**Goal:**
Wherever the string "Analysis" appears in the listing, copy that line.
● ● ●
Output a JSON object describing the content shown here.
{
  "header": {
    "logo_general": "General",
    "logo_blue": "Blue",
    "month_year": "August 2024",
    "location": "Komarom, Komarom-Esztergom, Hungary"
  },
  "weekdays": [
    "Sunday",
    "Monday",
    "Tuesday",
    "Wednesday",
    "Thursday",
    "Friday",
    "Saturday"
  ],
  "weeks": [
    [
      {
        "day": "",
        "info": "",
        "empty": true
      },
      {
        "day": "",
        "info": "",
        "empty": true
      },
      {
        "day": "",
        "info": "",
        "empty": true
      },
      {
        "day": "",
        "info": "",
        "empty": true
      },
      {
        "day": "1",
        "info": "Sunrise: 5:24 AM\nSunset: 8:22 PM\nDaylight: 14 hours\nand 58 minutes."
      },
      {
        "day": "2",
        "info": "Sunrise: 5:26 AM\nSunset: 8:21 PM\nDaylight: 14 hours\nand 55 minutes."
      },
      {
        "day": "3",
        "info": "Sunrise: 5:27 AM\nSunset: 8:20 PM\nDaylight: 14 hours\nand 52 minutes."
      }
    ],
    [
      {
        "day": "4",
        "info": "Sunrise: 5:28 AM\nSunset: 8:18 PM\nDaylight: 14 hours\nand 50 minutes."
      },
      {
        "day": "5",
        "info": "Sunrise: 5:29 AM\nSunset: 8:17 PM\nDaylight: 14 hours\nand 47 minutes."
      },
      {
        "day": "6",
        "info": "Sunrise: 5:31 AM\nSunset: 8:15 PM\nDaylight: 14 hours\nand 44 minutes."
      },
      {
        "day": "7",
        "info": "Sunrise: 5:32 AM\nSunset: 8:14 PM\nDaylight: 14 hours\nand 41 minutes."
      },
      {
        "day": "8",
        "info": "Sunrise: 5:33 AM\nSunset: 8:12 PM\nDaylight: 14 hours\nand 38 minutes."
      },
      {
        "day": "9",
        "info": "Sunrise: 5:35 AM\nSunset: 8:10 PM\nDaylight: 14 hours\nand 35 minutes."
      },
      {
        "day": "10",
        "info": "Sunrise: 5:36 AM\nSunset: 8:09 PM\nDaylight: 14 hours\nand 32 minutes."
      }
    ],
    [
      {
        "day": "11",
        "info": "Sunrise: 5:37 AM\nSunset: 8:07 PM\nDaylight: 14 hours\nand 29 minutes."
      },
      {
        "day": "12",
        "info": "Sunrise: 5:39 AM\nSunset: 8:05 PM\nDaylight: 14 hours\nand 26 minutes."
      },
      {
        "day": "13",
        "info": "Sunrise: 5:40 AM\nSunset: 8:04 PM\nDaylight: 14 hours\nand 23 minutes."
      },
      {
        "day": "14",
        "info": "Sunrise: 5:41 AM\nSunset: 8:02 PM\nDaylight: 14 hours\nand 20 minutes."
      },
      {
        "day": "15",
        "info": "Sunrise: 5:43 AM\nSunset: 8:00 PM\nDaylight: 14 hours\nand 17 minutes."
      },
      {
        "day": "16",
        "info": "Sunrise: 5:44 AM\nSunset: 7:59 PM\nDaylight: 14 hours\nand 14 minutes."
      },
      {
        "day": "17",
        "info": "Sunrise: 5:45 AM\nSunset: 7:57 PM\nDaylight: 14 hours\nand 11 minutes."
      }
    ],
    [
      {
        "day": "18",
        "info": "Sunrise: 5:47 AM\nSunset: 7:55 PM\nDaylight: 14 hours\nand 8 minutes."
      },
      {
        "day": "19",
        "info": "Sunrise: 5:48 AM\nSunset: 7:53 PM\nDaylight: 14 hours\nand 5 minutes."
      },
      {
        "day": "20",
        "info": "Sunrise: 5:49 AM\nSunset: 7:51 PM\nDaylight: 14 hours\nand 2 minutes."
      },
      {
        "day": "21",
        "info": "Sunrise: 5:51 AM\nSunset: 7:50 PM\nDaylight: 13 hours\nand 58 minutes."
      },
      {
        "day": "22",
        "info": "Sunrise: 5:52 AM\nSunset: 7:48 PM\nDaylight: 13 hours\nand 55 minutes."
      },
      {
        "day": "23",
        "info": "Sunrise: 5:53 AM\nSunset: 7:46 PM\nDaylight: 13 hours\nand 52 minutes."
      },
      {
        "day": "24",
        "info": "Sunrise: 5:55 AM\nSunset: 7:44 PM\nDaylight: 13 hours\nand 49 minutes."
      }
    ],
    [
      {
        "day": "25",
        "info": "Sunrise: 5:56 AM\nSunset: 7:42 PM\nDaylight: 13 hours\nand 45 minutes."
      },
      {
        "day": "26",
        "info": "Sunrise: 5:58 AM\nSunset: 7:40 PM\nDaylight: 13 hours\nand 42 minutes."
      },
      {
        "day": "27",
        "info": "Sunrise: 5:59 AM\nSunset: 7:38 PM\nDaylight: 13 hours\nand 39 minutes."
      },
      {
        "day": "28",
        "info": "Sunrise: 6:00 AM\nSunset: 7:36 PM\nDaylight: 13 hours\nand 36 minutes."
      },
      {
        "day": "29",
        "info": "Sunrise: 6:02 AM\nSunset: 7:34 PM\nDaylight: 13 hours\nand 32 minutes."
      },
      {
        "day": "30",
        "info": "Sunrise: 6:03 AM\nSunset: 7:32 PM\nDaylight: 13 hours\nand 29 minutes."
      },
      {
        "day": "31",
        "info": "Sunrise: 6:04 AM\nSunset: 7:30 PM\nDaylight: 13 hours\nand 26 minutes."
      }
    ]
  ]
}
● ● ●
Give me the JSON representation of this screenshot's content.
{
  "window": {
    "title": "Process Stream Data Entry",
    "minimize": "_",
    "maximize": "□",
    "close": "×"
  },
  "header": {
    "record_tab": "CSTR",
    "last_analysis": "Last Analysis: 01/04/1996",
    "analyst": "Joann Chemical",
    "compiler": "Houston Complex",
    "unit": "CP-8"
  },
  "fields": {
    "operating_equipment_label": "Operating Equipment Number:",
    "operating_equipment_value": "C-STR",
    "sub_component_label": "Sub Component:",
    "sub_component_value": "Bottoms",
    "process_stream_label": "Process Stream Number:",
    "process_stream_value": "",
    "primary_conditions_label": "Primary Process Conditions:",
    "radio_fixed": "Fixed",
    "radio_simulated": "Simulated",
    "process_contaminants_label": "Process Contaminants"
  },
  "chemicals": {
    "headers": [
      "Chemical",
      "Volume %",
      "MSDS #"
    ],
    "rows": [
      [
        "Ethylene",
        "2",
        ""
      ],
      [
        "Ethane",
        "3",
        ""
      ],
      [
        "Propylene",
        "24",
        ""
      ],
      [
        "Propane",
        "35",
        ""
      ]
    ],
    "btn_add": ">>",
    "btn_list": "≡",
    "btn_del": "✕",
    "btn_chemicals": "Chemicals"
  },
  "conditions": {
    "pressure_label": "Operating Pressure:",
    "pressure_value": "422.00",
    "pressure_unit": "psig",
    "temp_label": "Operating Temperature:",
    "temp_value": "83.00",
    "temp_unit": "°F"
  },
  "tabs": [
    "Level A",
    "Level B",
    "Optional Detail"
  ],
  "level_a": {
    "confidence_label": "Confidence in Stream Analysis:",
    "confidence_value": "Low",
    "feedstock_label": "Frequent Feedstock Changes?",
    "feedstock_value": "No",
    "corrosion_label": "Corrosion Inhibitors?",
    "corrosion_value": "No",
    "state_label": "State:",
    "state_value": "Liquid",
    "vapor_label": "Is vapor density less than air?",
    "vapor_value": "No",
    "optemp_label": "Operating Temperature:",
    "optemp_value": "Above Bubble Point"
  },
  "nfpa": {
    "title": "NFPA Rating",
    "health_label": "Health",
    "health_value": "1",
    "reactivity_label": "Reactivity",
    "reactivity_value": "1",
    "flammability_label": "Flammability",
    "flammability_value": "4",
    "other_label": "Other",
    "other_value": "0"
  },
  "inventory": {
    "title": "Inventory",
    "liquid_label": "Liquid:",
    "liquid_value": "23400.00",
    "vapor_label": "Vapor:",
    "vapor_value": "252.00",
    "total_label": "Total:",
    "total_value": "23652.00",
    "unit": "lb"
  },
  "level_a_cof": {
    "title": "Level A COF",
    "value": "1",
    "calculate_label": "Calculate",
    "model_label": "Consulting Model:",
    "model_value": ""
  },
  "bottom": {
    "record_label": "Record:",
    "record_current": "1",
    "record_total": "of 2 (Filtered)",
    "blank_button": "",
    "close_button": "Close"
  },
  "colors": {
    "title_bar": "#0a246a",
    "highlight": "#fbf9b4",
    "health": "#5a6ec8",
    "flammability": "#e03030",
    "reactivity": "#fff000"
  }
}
● ● ●
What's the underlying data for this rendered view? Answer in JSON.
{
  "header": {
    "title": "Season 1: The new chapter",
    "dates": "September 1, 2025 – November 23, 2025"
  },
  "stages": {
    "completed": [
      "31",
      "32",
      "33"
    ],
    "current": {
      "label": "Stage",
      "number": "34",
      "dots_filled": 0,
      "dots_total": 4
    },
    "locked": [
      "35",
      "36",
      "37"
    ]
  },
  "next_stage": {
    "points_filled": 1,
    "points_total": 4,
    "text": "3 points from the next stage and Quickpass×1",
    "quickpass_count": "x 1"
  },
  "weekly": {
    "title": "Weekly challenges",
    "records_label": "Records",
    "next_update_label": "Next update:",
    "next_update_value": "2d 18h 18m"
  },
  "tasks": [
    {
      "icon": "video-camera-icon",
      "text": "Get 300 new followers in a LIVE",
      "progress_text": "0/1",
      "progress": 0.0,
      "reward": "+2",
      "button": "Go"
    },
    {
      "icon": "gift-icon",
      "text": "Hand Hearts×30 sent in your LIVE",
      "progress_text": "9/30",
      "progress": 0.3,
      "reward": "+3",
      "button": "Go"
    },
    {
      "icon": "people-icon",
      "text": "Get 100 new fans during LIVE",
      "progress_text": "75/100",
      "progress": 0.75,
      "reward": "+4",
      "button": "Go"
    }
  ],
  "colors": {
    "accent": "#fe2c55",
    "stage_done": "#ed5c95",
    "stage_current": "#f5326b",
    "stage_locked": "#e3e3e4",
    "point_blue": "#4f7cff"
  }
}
● ● ●
**Complete output:**
    "last_analysis": "Last Analysis: 01/04/1996",
    "confidence_label": "Confidence in Stream Analysis:",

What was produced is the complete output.